TASK DIRECTIONS:
Separate out the lines that hold "просадки".

— START OF DATASET RECORDS —

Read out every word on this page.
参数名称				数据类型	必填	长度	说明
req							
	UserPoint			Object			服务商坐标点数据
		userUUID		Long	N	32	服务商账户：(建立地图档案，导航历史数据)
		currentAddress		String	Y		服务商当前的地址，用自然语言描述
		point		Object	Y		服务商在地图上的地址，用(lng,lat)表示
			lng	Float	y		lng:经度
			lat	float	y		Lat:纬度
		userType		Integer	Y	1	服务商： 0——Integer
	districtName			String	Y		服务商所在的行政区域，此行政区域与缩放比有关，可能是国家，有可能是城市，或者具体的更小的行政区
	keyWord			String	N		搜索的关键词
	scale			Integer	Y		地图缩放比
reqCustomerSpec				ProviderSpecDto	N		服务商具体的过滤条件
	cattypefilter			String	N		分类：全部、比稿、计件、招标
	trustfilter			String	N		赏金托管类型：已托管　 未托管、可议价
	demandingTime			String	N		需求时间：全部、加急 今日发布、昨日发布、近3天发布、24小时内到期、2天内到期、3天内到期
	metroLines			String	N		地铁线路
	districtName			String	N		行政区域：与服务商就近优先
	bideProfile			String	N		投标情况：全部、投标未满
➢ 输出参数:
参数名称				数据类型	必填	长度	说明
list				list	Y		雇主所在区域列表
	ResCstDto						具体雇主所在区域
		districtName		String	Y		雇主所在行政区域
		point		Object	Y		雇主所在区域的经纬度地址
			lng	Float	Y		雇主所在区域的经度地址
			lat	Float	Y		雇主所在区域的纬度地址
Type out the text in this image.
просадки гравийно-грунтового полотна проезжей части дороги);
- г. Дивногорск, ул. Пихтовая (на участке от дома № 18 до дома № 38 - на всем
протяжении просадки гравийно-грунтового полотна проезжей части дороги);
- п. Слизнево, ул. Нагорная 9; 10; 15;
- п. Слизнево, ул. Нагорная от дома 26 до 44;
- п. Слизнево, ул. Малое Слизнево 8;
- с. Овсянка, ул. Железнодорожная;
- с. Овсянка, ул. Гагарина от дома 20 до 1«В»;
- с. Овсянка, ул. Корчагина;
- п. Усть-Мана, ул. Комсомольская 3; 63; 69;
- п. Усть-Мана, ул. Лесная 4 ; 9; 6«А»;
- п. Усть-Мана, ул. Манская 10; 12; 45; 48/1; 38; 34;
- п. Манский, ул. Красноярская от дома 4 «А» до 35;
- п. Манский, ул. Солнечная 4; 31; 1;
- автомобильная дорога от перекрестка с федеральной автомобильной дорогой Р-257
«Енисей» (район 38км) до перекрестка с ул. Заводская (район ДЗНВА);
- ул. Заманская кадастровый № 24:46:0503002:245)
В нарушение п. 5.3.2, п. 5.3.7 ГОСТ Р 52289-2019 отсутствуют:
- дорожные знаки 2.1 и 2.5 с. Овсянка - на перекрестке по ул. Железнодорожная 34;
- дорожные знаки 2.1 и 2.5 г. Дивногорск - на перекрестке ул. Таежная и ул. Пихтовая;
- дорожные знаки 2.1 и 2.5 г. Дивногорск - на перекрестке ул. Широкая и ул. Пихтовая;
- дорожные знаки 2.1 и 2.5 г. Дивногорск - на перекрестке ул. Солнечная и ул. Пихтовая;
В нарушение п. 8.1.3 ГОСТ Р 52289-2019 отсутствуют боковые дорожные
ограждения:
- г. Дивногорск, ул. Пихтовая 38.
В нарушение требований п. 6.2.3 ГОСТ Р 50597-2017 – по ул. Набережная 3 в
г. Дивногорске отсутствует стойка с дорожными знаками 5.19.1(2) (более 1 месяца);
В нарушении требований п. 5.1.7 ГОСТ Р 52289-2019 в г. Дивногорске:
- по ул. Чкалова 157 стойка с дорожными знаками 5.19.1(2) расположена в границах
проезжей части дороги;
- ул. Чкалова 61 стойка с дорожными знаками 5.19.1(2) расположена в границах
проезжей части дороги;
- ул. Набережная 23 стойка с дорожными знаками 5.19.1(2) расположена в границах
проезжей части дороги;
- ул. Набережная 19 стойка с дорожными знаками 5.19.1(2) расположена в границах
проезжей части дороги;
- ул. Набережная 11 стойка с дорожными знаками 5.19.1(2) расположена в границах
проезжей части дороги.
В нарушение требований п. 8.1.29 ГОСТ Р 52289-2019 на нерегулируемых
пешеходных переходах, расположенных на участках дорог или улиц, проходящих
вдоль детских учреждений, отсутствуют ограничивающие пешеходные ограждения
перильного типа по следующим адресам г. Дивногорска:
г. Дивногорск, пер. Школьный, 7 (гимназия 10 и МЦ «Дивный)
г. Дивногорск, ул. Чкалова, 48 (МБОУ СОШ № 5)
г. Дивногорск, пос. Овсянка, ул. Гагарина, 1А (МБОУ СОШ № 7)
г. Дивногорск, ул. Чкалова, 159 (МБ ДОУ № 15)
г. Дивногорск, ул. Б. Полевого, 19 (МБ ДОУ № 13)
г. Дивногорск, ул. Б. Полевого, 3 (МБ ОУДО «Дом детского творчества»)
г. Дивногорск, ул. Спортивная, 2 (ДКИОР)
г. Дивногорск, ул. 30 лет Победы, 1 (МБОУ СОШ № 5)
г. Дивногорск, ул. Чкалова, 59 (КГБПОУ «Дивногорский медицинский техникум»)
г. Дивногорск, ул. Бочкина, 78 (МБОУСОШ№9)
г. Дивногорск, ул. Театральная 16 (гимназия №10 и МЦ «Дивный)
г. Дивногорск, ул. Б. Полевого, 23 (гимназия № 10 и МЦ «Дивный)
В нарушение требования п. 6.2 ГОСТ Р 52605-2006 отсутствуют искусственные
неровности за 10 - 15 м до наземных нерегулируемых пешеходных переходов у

— END OF DATASET RECORDS —

REPLY:
просадки гравийно-грунтового полотна проезжей части дороги);
протяжении просадки гравийно-грунтового полотна проезжей части дороги);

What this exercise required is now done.